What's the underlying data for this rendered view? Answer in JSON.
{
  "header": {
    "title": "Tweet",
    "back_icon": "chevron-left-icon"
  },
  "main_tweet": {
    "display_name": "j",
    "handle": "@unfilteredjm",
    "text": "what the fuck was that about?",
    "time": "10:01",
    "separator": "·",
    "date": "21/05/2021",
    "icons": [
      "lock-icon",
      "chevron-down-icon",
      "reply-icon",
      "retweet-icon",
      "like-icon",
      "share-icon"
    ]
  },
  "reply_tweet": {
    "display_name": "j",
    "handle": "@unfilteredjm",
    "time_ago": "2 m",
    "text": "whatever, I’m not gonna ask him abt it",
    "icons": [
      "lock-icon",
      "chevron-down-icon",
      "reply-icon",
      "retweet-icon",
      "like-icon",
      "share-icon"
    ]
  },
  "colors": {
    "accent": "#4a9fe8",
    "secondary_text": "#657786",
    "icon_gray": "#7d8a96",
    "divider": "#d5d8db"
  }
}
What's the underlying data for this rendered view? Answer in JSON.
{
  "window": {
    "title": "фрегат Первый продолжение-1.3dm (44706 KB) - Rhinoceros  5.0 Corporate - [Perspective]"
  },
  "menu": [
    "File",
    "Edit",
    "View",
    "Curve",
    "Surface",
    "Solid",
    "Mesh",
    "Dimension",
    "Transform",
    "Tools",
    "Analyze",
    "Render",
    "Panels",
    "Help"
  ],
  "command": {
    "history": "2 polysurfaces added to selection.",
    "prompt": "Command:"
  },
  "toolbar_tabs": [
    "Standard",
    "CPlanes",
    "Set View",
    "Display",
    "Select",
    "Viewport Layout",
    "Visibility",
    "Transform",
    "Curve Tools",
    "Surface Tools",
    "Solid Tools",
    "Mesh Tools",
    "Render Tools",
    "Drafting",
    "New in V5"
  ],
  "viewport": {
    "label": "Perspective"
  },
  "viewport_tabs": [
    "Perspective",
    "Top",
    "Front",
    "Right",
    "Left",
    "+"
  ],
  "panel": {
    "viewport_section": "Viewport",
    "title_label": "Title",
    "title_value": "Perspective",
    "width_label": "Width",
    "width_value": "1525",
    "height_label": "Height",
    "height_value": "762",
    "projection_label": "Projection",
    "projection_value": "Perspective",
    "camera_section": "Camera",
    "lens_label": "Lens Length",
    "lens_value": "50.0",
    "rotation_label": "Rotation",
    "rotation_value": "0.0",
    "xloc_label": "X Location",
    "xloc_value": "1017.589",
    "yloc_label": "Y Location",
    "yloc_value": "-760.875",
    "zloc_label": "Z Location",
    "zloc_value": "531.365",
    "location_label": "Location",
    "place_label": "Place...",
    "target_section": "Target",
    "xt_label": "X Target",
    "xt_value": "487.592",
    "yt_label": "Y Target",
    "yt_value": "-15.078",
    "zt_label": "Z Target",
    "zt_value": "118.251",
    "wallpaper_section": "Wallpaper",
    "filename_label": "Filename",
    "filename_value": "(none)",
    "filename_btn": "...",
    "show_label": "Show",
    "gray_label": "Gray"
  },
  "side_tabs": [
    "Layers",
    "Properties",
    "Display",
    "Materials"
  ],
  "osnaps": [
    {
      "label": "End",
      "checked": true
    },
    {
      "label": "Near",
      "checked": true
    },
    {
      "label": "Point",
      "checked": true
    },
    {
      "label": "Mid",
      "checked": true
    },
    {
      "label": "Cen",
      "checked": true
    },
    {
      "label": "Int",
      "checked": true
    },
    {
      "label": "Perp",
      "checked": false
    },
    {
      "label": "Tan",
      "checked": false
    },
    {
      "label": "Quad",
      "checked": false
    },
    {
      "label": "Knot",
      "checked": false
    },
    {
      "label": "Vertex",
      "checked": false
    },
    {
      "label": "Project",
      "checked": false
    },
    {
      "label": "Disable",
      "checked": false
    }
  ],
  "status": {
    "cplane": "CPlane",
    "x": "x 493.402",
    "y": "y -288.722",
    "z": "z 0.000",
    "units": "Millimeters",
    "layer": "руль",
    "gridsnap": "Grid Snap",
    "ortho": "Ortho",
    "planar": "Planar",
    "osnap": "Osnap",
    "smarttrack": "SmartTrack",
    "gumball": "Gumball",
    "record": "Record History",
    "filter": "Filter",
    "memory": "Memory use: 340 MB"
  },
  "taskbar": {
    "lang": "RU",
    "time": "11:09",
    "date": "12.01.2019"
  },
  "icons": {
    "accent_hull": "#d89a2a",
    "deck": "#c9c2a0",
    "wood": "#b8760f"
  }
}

--- Exercise ---
Word for word, extract all the records.

--- Output for this exercise ---
What's the underlying data for this rendered view? Answer in JSON.
{
  "header": {
    "title": "Tweet",
    "back_icon": "chevron-left-icon"
  },
  "main_tweet": {
    "display_name": "j",
    "handle": "@unfilteredjm",
    "text": "what the fuck was that about?",
    "time": "10:01",
    "separator": "·",
    "date": "21/05/2021",
    "icons": [
      "lock-icon",
      "chevron-down-icon",
      "reply-icon",
      "retweet-icon",
      "like-icon",
      "share-icon"
    ]
  },
  "reply_tweet": {
    "display_name": "j",
    "handle": "@unfilteredjm",
    "time_ago": "2 m",
    "text": "whatever, I’m not gonna ask him abt it",
    "icons": [
      "lock-icon",
      "chevron-down-icon",
      "reply-icon",
      "retweet-icon",
      "like-icon",
      "share-icon"
    ]
  },
  "colors": {
    "accent": "#4a9fe8",
    "secondary_text": "#657786",
    "icon_gray": "#7d8a96",
    "divider": "#d5d8db"
  }
}
What's the underlying data for this rendered view? Answer in JSON.
{
  "window": {
    "title": "фрегат Первый продолжение-1.3dm (44706 KB) - Rhinoceros  5.0 Corporate - [Perspective]"
  },
  "menu": [
    "File",
    "Edit",
    "View",
    "Curve",
    "Surface",
    "Solid",
    "Mesh",
    "Dimension",
    "Transform",
    "Tools",
    "Analyze",
    "Render",
    "Panels",
    "Help"
  ],
  "command": {
    "history": "2 polysurfaces added to selection.",
    "prompt": "Command:"
  },
  "toolbar_tabs": [
    "Standard",
    "CPlanes",
    "Set View",
    "Display",
    "Select",
    "Viewport Layout",
    "Visibility",
    "Transform",
    "Curve Tools",
    "Surface Tools",
    "Solid Tools",
    "Mesh Tools",
    "Render Tools",
    "Drafting",
    "New in V5"
  ],
  "viewport": {
    "label": "Perspective"
  },
  "viewport_tabs": [
    "Perspective",
    "Top",
    "Front",
    "Right",
    "Left",
    "+"
  ],
  "panel": {
    "viewport_section": "Viewport",
    "title_label": "Title",
    "title_value": "Perspective",
    "width_label": "Width",
    "width_value": "1525",
    "height_label": "Height",
    "height_value": "762",
    "projection_label": "Projection",
    "projection_value": "Perspective",
    "camera_section": "Camera",
    "lens_label": "Lens Length",
    "lens_value": "50.0",
    "rotation_label": "Rotation",
    "rotation_value": "0.0",
    "xloc_label": "X Location",
    "xloc_value": "1017.589",
    "yloc_label": "Y Location",
    "yloc_value": "-760.875",
    "zloc_label": "Z Location",
    "zloc_value": "531.365",
    "location_label": "Location",
    "place_label": "Place...",
    "target_section": "Target",
    "xt_label": "X Target",
    "xt_value": "487.592",
    "yt_label": "Y Target",
    "yt_value": "-15.078",
    "zt_label": "Z Target",
    "zt_value": "118.251",
    "wallpaper_section": "Wallpaper",
    "filename_label": "Filename",
    "filename_value": "(none)",
    "filename_btn": "...",
    "show_label": "Show",
    "gray_label": "Gray"
  },
  "side_tabs": [
    "Layers",
    "Properties",
    "Display",
    "Materials"
  ],
  "osnaps": [
    {
      "label": "End",
      "checked": true
    },
    {
      "label": "Near",
      "checked": true
    },
    {
      "label": "Point",
      "checked": true
    },
    {
      "label": "Mid",
      "checked": true
    },
    {
      "label": "Cen",
      "checked": true
    },
    {
      "label": "Int",
      "checked": true
    },
    {
      "label": "Perp",
      "checked": false
    },
    {
      "label": "Tan",
      "checked": false
    },
    {
      "label": "Quad",
      "checked": false
    },
    {
      "label": "Knot",
      "checked": false
    },
    {
      "label": "Vertex",
      "checked": false
    },
    {
      "label": "Project",
      "checked": false
    },
    {
      "label": "Disable",
      "checked": false
    }
  ],
  "status": {
    "cplane": "CPlane",
    "x": "x 493.402",
    "y": "y -288.722",
    "z": "z 0.000",
    "units": "Millimeters",
    "layer": "руль",
    "gridsnap": "Grid Snap",
    "ortho": "Ortho",
    "planar": "Planar",
    "osnap": "Osnap",
    "smarttrack": "SmartTrack",
    "gumball": "Gumball",
    "record": "Record History",
    "filter": "Filter",
    "memory": "Memory use: 340 MB"
  },
  "taskbar": {
    "lang": "RU",
    "time": "11:09",
    "date": "12.01.2019"
  },
  "icons": {
    "accent_hull": "#d89a2a",
    "deck": "#c9c2a0",
    "wood": "#b8760f"
  }
}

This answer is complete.